SOURCE PASSAGE:
§
A. Comminuted nasal fracture
B. Nasoorbitoethmoidal (NOE) fracture
C. Le Fort type III (transfacial) fracture
D. Bilateral medial orbital blowout fractures
9b What clinical sign would distinguish this fracture pattern from bilateral medial orbital blowout fractures?
A. Hyphema
B. Monocular loss of vision
C. Telecanthus
D. Periorbital crepitus
View Answer
9b Answer C. Telecanthus.
Imaging Findings: There is a comminuted depressed fracture through the nasal bones and underlying ethmoid air cells, with disruption of the superior aspect of the medial maxillary buttresses bilaterally, including the medial orbital walls, characteristic of nasoorbitoethmoidal fractures.
Discussion: In nasoorbitoethmoidal fractures, the attachment of the medial canthal ligaments is often disrupted, leading to telecanthus.
Other potential complications include epiphora from nasolacrimal apparatus injury, ocular injury with blindness, disruption of frontal sinus drainage, CSF leak, meningitis, and meningoencephalocele. The disruption of the medial orbital walls and ethmoids distinguishes this fracture pattern from isolated nasal bone fractures.
The Le Fort type III fracture, or craniofacial dissociation, involves the lateral maxillary and upper horizontal maxillary buttresses and zygomatic arches in addition to the medial maxillary buttresses. Isolated orbital blowout fractures typically involve the orbital floor or lamina papyracea.
Isolated orbital blowout fractures do not involve the orbital rim and thus would unlikely disrupt the medial canthal tendon. Hyphema, monocular loss of vision, and oculocardiac reflex (bradycardia induced by traction on extraocular muscles or pressure on the globes) may occur in both NOE and orbital blowout fractures. Periorbital crepitus typically from the sinonasal region fractures are also not specific to either fracture pattern.
Nasoorbitoethmoidal fractures may disrupt the cribriform plate or the frontal sinuses, posing risk of CSF leak, meningitis, and meningoencephalocele.
References: Hopper RA, Salemy S, Sze RW. Diagnosis of midface fractures with CT: what the surgeon needs to know. Radiographics 2006;26(3):783-793.
§
DATA EXCERPTS:
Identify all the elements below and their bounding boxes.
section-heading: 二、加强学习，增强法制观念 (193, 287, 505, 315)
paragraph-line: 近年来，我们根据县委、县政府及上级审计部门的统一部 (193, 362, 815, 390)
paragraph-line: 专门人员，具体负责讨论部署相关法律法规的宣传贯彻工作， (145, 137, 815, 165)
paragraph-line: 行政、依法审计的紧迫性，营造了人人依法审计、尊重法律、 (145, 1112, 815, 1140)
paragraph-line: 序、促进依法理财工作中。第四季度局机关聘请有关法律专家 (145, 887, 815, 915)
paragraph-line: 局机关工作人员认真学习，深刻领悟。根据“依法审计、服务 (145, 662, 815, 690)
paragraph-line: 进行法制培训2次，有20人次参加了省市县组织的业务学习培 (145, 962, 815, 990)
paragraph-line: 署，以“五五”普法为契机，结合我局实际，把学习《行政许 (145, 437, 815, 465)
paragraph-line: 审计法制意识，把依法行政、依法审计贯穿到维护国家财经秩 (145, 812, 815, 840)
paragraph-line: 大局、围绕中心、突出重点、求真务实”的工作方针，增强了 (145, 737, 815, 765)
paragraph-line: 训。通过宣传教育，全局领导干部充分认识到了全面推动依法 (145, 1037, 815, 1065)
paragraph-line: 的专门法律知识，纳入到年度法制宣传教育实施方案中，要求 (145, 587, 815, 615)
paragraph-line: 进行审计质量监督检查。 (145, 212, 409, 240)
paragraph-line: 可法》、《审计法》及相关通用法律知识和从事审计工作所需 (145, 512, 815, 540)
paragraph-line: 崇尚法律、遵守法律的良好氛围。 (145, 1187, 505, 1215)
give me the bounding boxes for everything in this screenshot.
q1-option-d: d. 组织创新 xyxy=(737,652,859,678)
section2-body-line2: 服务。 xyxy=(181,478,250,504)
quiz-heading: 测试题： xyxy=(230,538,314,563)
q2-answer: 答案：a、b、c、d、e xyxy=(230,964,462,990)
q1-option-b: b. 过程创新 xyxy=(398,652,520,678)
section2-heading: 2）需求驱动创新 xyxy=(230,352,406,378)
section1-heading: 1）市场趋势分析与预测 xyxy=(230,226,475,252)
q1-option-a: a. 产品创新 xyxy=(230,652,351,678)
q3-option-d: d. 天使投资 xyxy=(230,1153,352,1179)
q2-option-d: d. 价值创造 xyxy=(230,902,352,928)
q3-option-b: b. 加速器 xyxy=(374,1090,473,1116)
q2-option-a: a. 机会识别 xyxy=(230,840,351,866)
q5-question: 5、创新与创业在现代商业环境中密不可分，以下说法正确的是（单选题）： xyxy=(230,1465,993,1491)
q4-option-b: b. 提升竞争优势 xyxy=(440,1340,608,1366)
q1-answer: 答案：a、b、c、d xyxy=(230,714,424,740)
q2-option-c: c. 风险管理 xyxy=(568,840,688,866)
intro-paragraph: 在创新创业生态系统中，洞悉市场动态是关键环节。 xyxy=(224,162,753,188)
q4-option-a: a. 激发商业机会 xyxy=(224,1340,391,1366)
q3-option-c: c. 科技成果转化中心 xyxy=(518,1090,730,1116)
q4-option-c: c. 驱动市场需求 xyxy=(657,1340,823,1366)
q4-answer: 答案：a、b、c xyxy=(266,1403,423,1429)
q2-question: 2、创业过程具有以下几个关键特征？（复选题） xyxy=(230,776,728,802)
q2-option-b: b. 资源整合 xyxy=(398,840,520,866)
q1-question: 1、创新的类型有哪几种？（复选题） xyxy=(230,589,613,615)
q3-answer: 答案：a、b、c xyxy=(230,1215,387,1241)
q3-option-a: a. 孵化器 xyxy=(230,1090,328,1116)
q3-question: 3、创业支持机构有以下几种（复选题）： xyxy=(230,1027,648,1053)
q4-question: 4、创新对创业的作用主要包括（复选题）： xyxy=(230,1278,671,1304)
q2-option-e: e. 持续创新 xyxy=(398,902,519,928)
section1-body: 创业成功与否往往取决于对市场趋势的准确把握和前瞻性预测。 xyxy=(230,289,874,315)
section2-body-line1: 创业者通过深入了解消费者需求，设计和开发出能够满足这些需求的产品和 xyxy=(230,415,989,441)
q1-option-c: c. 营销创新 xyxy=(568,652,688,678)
§
ASSIGNED TASK 1:
Answer these questions from the nasoorbitoethmoidal fracture passage:
(a) In nasoorbitoethmoidal fractures, what disruption leads to telecanthus?
(b) What other name does the passage give for the Le Fort type III fracture?
(c) In which journal and year was the cited reference published?
ASSIGNED TASK 2:
Please rewrite the stretch of the nasoorbitoethmoidal fracture passage from "Imaging Findings: There" through "nasal bone fractures.", swapping "epiphora" for "excessive tearing".
ASSIGNED TASK 3:
Write the next part of the nasoorbitoethmoidal fracture passage, picking up after its final line.
The records are separate from the passage on nasoorbitoethmoidal fractures.

WRITTEN REPLY 1:
(a) Disruption of the attachment of the medial canthal ligaments.
(b) Craniofacial dissociation.
(c) Radiographics, 2006.

WRITTEN REPLY 2:
Imaging Findings: There is a comminuted depressed fracture through the nasal bones and underlying ethmoid air cells, with disruption of the superior aspect of the medial maxillary buttresses bilaterally, including the medial orbital walls, characteristic of nasoorbitoethmoidal fractures.
Discussion: In nasoorbitoethmoidal fractures, the attachment of the medial canthal ligaments is often disrupted, leading to telecanthus.
Other potential complications include excessive tearing from nasolacrimal apparatus injury, ocular injury with blindness, disruption of frontal sinus drainage, CSF leak, meningitis, and meningoencephalocele. The disruption of the medial orbital walls and ethmoids distinguishes this fracture pattern from isolated nasal bone fractures.

WRITTEN REPLY 3:
Winegar BA, Murillo H, Tantiwongkosi B. Spectrum of critical imaging findings in complex facial skeletal trauma. Radiographics 2013;33(1):3-19.
A. Zygomatic arch fracture
B. Orbital floor blowout fracture
C. Le Fort type II fracture
D. Zygomaticomaxillary complex fracture
10b What neurologic sign is most specifically associated with this fracture pattern?
A. Diplopia
B. Anesthesia cheek/upper lip
C. Monocular visual loss
D. Ipsilateral sensorineural hearing loss
View Answer
10b Answer B. Anesthesia cheek/upper lip.
Imaging Findings: Fractures of anterior maxillary wall, zygomatic arch, lateral orbital wall, and orbital floor are shown above (A, B, C). Fractures in this case disrupt the zygomaticofrontal, zygomaticomaxillary, zygomaticosphenoidal, and zygomaticotemporal sutures. This pattern is characteristic of zygomaticomaxillary complex fractures.
Discussion: Tripod fracture (more accurately, tetrapod or quadripod fracture) is generally caused by a direct blow to the cheek. It is also known as zygomaticomaxillary complex fracture, which is generally the preferred terminology.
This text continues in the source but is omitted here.